→ **Document extract**:
START
Fuschia in bloom – glory of Donegal. #pisky

You know it’s a different climate out here in the Atlantic.  It’s been raining ‘quite a bit’.  We scan the forecast intently – knowing that we have already had the weather forecast for others tomorrow.  And then there is the fuschia which grows wild in our hedge here but shrivels up and dies in the Blogstead weather,   We are letting it bloom fairly chaotically even though I have periodic yearnings to get it into order.  The other thing which happens here is that people respond to the rain by going visiting.   People turn up and there’s talk …

Meanwhile, as my grandfather used to say, the reading rooms are open.
END
→ **Data**:
START
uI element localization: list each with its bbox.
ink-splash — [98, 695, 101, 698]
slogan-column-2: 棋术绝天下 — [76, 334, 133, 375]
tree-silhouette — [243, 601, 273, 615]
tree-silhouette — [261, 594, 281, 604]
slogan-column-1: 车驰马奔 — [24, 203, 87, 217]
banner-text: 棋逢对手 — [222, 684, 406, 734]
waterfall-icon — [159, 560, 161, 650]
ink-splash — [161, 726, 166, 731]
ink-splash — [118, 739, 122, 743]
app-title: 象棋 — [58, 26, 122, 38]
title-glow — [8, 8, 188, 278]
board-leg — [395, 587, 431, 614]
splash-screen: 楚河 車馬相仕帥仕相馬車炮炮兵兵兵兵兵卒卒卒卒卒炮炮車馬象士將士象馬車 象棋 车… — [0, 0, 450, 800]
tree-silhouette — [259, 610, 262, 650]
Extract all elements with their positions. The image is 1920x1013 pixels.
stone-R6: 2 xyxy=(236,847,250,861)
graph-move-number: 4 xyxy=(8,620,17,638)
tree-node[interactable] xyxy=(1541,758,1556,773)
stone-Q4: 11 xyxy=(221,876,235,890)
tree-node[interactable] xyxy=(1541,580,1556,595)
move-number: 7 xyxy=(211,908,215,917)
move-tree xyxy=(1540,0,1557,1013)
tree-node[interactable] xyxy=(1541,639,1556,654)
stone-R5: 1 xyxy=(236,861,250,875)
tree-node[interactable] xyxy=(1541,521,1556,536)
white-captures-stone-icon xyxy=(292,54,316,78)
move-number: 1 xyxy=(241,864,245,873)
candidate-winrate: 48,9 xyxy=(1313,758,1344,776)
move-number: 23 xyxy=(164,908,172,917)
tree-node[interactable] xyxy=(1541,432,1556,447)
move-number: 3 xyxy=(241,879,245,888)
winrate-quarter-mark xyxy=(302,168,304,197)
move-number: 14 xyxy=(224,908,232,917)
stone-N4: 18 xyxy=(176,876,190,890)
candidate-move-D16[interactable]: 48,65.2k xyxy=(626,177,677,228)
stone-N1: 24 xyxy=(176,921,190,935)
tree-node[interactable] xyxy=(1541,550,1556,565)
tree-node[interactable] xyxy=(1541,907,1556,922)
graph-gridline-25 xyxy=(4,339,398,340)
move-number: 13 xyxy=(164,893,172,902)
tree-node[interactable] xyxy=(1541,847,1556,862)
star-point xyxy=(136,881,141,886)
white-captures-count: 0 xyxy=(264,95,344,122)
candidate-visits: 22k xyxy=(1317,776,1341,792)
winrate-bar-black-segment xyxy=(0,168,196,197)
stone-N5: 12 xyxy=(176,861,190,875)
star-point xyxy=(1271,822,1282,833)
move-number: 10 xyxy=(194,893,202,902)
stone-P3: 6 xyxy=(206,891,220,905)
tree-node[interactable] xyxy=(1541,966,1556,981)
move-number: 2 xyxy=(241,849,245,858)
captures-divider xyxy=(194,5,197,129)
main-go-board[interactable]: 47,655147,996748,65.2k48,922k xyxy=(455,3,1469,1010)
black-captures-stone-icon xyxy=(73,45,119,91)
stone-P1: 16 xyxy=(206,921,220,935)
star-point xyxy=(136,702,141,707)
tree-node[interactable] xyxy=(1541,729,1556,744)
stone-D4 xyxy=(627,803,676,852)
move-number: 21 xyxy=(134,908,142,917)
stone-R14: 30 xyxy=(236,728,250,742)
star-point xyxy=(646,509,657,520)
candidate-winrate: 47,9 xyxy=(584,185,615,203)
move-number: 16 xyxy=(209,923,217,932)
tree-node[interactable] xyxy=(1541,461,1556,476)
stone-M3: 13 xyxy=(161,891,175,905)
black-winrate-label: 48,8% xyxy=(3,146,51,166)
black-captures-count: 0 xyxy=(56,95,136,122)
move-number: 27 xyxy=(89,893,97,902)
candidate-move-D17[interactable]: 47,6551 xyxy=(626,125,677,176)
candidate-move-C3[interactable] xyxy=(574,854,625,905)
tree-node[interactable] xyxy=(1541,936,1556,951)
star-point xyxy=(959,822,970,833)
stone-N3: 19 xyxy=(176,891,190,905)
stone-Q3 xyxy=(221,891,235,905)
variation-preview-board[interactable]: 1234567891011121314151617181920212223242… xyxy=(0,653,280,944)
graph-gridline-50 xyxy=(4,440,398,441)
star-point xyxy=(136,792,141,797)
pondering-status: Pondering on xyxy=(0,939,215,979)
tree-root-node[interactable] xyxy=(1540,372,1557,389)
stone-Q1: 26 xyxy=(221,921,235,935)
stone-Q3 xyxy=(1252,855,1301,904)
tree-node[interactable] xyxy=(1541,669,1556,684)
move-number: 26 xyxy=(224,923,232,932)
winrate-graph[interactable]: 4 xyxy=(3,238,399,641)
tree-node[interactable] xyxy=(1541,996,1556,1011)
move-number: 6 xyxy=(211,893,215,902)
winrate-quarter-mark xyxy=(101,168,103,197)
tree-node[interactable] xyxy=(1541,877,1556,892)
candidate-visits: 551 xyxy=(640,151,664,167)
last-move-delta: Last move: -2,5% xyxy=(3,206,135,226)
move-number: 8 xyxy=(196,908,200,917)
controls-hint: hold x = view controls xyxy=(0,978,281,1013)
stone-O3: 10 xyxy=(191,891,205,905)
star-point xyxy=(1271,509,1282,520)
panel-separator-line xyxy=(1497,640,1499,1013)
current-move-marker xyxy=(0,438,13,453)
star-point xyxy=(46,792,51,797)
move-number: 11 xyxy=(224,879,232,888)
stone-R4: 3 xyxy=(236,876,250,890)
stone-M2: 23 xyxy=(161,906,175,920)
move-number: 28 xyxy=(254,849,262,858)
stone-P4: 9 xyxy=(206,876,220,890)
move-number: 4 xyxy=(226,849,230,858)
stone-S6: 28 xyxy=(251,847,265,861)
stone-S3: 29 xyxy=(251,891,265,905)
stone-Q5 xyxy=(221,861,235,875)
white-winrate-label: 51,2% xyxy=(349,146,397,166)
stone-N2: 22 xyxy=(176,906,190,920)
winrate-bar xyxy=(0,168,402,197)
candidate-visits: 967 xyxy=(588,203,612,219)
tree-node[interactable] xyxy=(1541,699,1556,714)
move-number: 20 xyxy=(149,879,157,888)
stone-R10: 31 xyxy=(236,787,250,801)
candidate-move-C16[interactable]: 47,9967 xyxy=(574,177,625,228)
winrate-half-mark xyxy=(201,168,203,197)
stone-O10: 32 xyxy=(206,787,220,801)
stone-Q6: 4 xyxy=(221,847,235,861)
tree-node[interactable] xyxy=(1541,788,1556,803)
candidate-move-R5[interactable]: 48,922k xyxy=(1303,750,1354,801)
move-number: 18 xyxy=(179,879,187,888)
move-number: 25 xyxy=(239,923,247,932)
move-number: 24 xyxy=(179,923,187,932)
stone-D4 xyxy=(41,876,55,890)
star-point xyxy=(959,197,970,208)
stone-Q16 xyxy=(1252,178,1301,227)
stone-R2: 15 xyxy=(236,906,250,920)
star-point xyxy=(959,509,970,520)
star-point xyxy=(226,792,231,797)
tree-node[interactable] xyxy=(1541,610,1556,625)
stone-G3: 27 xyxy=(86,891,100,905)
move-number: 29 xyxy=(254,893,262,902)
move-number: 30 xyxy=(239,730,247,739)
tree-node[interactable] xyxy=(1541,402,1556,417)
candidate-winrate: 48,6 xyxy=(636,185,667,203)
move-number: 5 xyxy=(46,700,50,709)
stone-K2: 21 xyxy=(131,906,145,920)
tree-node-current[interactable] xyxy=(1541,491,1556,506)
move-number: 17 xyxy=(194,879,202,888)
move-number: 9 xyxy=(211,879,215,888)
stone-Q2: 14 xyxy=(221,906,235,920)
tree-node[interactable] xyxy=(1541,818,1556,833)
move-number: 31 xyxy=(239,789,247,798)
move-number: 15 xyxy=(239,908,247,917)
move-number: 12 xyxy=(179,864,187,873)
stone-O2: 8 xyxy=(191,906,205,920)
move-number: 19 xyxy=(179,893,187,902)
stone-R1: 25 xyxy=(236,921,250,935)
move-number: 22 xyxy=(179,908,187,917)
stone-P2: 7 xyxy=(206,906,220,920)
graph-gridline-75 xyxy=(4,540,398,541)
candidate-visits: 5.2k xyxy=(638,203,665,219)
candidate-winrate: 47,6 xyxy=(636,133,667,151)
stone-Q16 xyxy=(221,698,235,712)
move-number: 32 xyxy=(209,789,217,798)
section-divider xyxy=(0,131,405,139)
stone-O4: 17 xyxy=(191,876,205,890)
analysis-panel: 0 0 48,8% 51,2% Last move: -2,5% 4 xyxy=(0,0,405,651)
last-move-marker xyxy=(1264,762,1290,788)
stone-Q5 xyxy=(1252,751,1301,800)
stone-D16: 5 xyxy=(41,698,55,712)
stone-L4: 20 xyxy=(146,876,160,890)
END
→ **To-do list**:
- a) Transcribe from the passage about fuchsia in Donegal, beginning at the words "You know it’s" and stopping after "rooms are open.".
- b) Pick up the passage about fuchsia in Donegal after its last sentence and continue it.

→ **Results for each task**:
- a)
You know it’s a different climate out here in the Atlantic.  It’s been raining ‘quite a bit’.  We scan the forecast intently – knowing that we have already had the weather forecast for others tomorrow.  And then there is the fuschia which grows wild in our hedge here but shrivels up and dies in the Blogstead weather,   We are letting it bloom fairly chaotically even though I have periodic yearnings to get it into order.  The other thing which happens here is that people respond to the rain by going visiting.   People turn up and there’s talk …

Meanwhile, as my grandfather used to say, the reading rooms are open.

- b)
I’m enjoying a re-read  of Garrison Keillor’s ‘Lake Woebegon Days’.  His religious upbringing was with the Sanctified Brethren – ‘a sect so small that only us and God knew about it’

I’ve also got to his explanation of the FAA’s Coleman Course Correction – a result of the Coleman Survey of 1866 which omitted 50 square miles of central Minnesota.  The correction is experienced as a sudden lurch felt by airline passengers as flights descend into Minnesota airspace.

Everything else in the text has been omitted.